→ **Stated task**
Repeat every line of the listing below exactly, minus the pictures.

..........

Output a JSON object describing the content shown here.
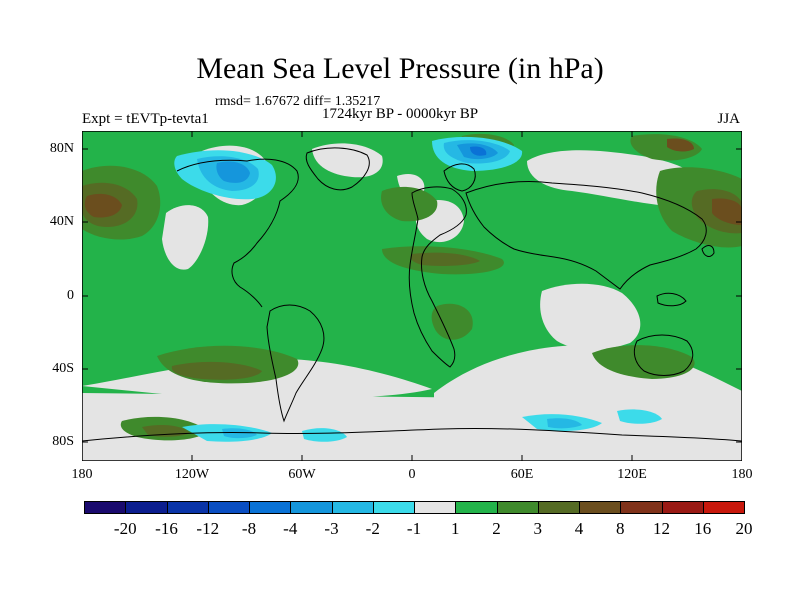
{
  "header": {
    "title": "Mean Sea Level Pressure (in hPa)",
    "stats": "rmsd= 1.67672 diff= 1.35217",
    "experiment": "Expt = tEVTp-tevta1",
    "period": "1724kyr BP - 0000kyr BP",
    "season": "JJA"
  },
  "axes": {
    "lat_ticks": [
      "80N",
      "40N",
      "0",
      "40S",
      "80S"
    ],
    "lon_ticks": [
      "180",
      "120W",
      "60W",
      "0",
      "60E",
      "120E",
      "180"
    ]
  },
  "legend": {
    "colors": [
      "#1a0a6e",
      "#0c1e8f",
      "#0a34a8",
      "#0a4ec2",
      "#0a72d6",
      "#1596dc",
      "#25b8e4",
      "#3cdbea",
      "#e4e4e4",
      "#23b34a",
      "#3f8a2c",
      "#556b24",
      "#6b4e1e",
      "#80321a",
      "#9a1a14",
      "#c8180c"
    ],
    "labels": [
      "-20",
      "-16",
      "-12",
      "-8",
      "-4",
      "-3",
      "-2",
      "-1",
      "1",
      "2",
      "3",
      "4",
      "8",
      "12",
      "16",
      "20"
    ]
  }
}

..........

→ **Response below**
Output a JSON object describing the content shown here.
{
  "header": {
    "title": "Mean Sea Level Pressure (in hPa)",
    "stats": "rmsd= 1.67672 diff= 1.35217",
    "experiment": "Expt = tEVTp-tevta1",
    "period": "1724kyr BP - 0000kyr BP",
    "season": "JJA"
  },
  "axes": {
    "lat_ticks": [
      "80N",
      "40N",
      "0",
      "40S",
      "80S"
    ],
    "lon_ticks": [
      "180",
      "120W",
      "60W",
      "0",
      "60E",
      "120E",
      "180"
    ]
  },
  "legend": {
    "colors": [
      "#1a0a6e",
      "#0c1e8f",
      "#0a34a8",
      "#0a4ec2",
      "#0a72d6",
      "#1596dc",
      "#25b8e4",
      "#3cdbea",
      "#e4e4e4",
      "#23b34a",
      "#3f8a2c",
      "#556b24",
      "#6b4e1e",
      "#80321a",
      "#9a1a14",
      "#c8180c"
    ],
    "labels": [
      "-20",
      "-16",
      "-12",
      "-8",
      "-4",
      "-3",
      "-2",
      "-1",
      "1",
      "2",
      "3",
      "4",
      "8",
      "12",
      "16",
      "20"
    ]
  }
}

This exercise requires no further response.